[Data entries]
— start —

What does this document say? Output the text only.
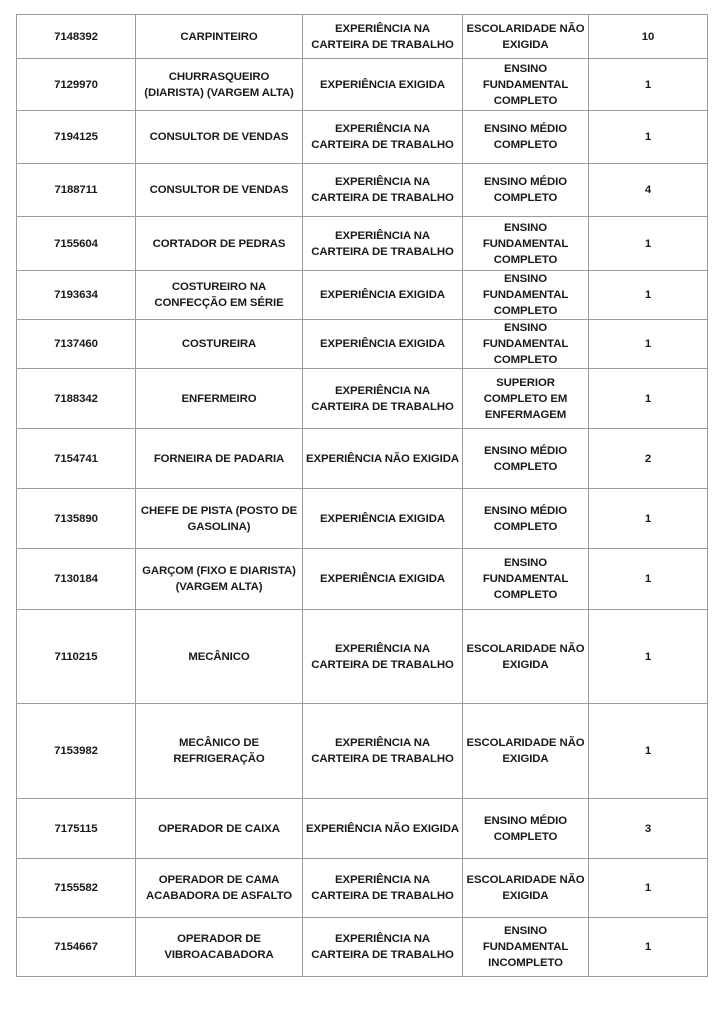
7148392	CARPINTEIRO	EXPERIÊNCIA NA CARTEIRA DE TRABALHO	ESCOLARIDADE NÃO EXIGIDA	10
7129970	CHURRASQUEIRO (DIARISTA) (VARGEM ALTA)	EXPERIÊNCIA EXIGIDA	ENSINO FUNDAMENTAL COMPLETO	1
7194125	CONSULTOR DE VENDAS	EXPERIÊNCIA NA CARTEIRA DE TRABALHO	ENSINO MÉDIO COMPLETO	1
7188711	CONSULTOR DE VENDAS	EXPERIÊNCIA NA CARTEIRA DE TRABALHO	ENSINO MÉDIO COMPLETO	4
7155604	CORTADOR DE PEDRAS	EXPERIÊNCIA NA CARTEIRA DE TRABALHO	ENSINO FUNDAMENTAL COMPLETO	1
7193634	COSTUREIRO NA CONFECÇÃO EM SÉRIE	EXPERIÊNCIA EXIGIDA	ENSINO FUNDAMENTAL COMPLETO	1
7137460	COSTUREIRA	EXPERIÊNCIA EXIGIDA	ENSINO FUNDAMENTAL COMPLETO	1
7188342	ENFERMEIRO	EXPERIÊNCIA NA CARTEIRA DE TRABALHO	SUPERIOR COMPLETO EM ENFERMAGEM	1
7154741	FORNEIRA DE PADARIA	EXPERIÊNCIA NÃO EXIGIDA	ENSINO MÉDIO COMPLETO	2
7135890	CHEFE DE PISTA (POSTO DE GASOLINA)	EXPERIÊNCIA EXIGIDA	ENSINO MÉDIO COMPLETO	1
7130184	GARÇOM (FIXO E DIARISTA) (VARGEM ALTA)	EXPERIÊNCIA EXIGIDA	ENSINO FUNDAMENTAL COMPLETO	1
7110215	MECÂNICO	EXPERIÊNCIA NA CARTEIRA DE TRABALHO	ESCOLARIDADE NÃO EXIGIDA	1
7153982	MECÂNICO DE REFRIGERAÇÃO	EXPERIÊNCIA NA CARTEIRA DE TRABALHO	ESCOLARIDADE NÃO EXIGIDA	1
7175115	OPERADOR DE CAIXA	EXPERIÊNCIA NÃO EXIGIDA	ENSINO MÉDIO COMPLETO	3
7155582	OPERADOR DE CAMA ACABADORA DE ASFALTO	EXPERIÊNCIA NA CARTEIRA DE TRABALHO	ESCOLARIDADE NÃO EXIGIDA	1
7154667	OPERADOR DE VIBROACABADORA	EXPERIÊNCIA NA CARTEIRA DE TRABALHO	ENSINO FUNDAMENTAL INCOMPLETO	1
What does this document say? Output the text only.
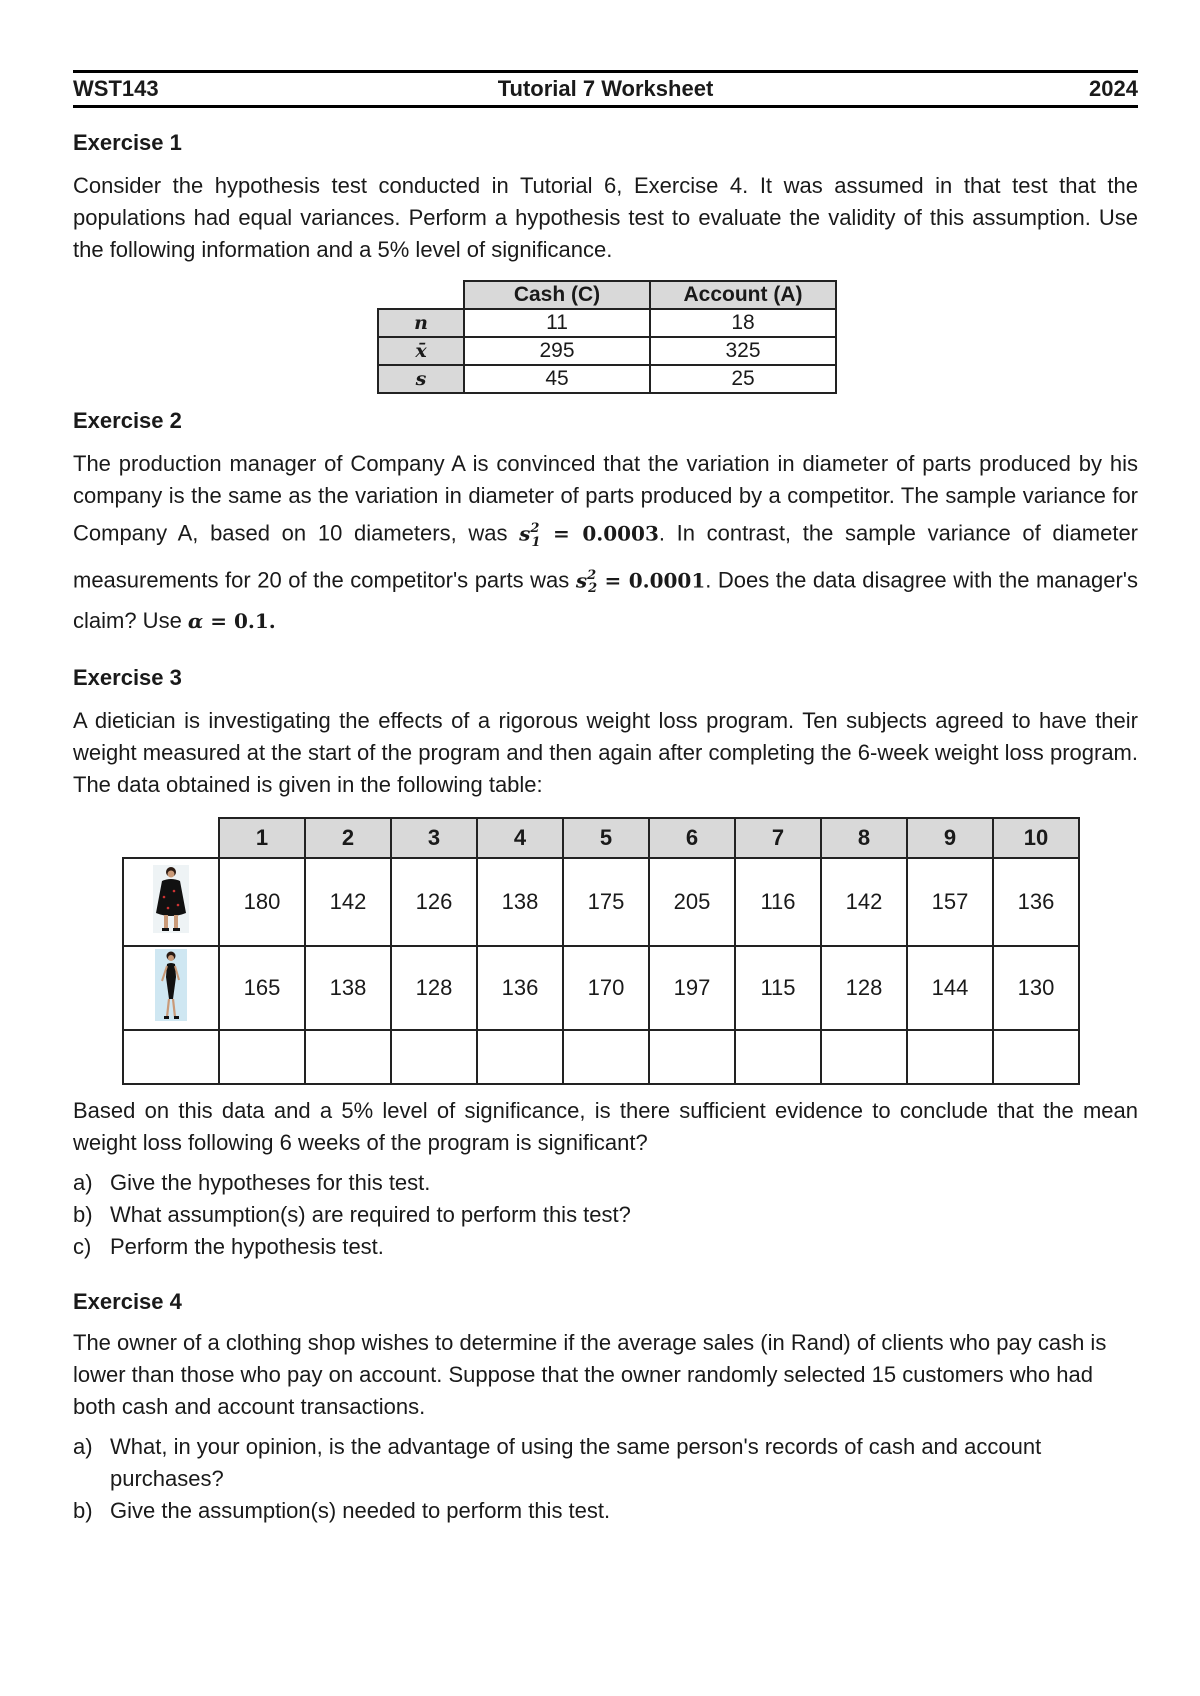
WST143	Tutorial 7 Worksheet	2024
Exercise 1

Consider the hypothesis test conducted in Tutorial 6, Exercise 4. It was assumed in that test that the populations had equal variances. Perform a hypothesis test to evaluate the validity of this assumption. Use the following information and a 5% level of significance.

	Cash (C)	Account (A)
n	11	18
x̄	295	325
s	45	25
Exercise 2

The production manager of Company A is convinced that the variation in diameter of parts produced by his company is the same as the variation in diameter of parts produced by a competitor. The sample variance for Company A, based on 10 diameters, was $s^2_1 = 0.0003$. In contrast, the sample variance of diameter measurements for 20 of the competitor's parts was $s^2_2 = 0.0001$. Does the data disagree with the manager's claim? Use α = 0.1.

Exercise 3

A dietician is investigating the effects of a rigorous weight loss program. Ten subjects agreed to have their weight measured at the start of the program and then again after completing the 6-week weight loss program. The data obtained is given in the following table:

	1	2	3	4	5	6	7	8	9	10
	180	142	126	138	175	205	116	142	157	136
	165	138	128	136	170	197	115	128	144	130

Based on this data and a 5% level of significance, is there sufficient evidence to conclude that the mean weight loss following 6 weeks of the program is significant?

a) Give the hypotheses for this test.
b) What assumption(s) are required to perform this test?
c) Perform the hypothesis test.
Exercise 4

The owner of a clothing shop wishes to determine if the average sales (in Rand) of clients who pay cash is lower than those who pay on account. Suppose that the owner randomly selected 15 customers who had both cash and account transactions.

a) What, in your opinion, is the advantage of using the same person's records of cash and account purchases?
b) Give the assumption(s) needed to perform this test.
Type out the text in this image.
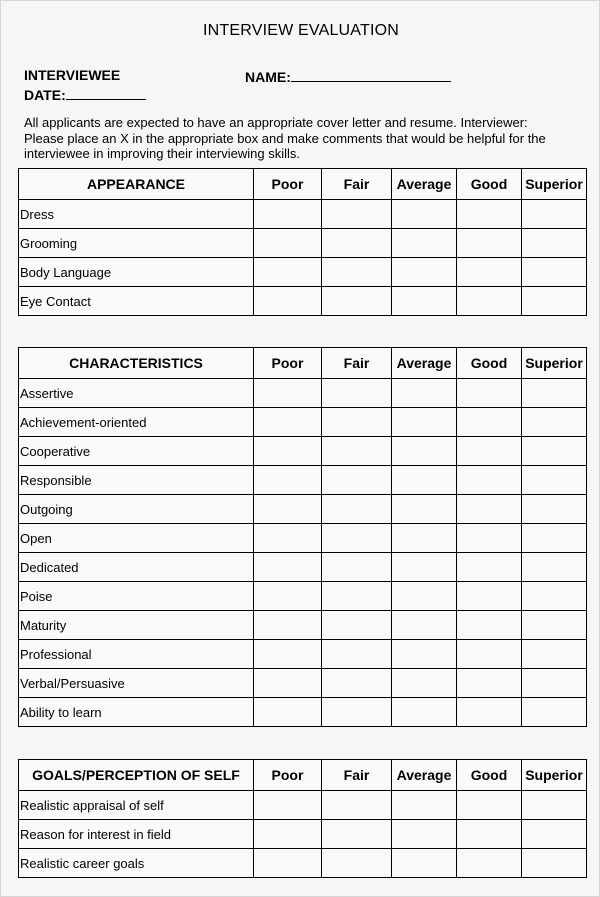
INTERVIEW EVALUATION
INTERVIEWEE	NAME:
DATE:
All applicants are expected to have an appropriate cover letter and resume. Interviewer: Please place an X in the appropriate box and make comments that would be helpful for the interviewee in improving their interviewing skills.
APPEARANCE	Poor	Fair	Average	Good	Superior
Dress					
Grooming					
Body Language					
Eye Contact					
CHARACTERISTICS	Poor	Fair	Average	Good	Superior
Assertive					
Achievement-oriented					
Cooperative					
Responsible					
Outgoing					
Open					
Dedicated					
Poise					
Maturity					
Professional					
Verbal/Persuasive					
Ability to learn					
GOALS/PERCEPTION OF SELF	Poor	Fair	Average	Good	Superior
Realistic appraisal of self					
Reason for interest in field					
Realistic career goals					
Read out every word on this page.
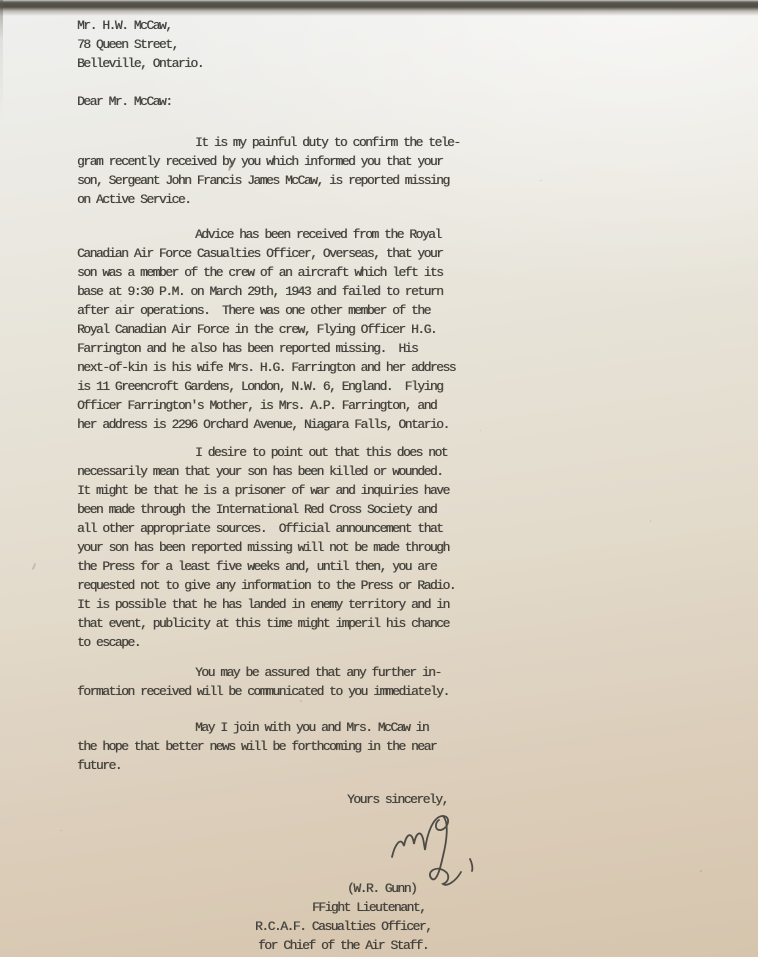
Mr. H.W. McCaw,
78 Queen Street,
Belleville, Ontario.
Dear Mr. McCaw:
It is my painful duty to confirm the tele-
gram recently received by you which informed you that your
son, Sergeant John Francis James McCaw, is reported missing
on Active Service.
Advice has been received from the Royal
Canadian Air Force Casualties Officer, Overseas, that your
son was a member of the crew of an aircraft which left its
base at 9:30 P.M. on March 29th, 1943 and failed to return
after air operations.  There was one other member of the
Royal Canadian Air Force in the crew, Flying Officer H.G.
Farrington and he also has been reported missing.  His
next-of-kin is his wife Mrs. H.G. Farrington and her address
is 11 Greencroft Gardens, London, N.W. 6, England.  Flying
Officer Farrington's Mother, is Mrs. A.P. Farrington, and
her address is 2296 Orchard Avenue, Niagara Falls, Ontario.
I desire to point out that this does not
necessarily mean that your son has been killed or wounded.
It might be that he is a prisoner of war and inquiries have
been made through the International Red Cross Society and
all other appropriate sources.  Official announcement that
your son has been reported missing will not be made through
the Press for a least five weeks and, until then, you are
requested not to give any information to the Press or Radio.
It is possible that he has landed in enemy territory and in
that event, publicity at this time might imperil his chance
to escape.
You may be assured that any further in-
formation received will be communicated to you immediately.
May I join with you and Mrs. McCaw in
the hope that better news will be forthcoming in the near
future.
Yours sincerely,
(W.R. Gunn)
FFight Lieutenant,
R.C.A.F. Casualties Officer,
for Chief of the Air Staff.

— end —

Locate the lines above that hold the word "their". Show every one of them.

The completed task:
A dietician is investigating the effects of a rigorous weight loss program. Ten subjects agreed to have their weight measured at the start of the program and then again after completing the 6-week weight loss program. The data obtained is given in the following table:
All applicants are expected to have an appropriate cover letter and resume. Interviewer: Please place an X in the appropriate box and make comments that would be helpful for the interviewee in improving their interviewing skills.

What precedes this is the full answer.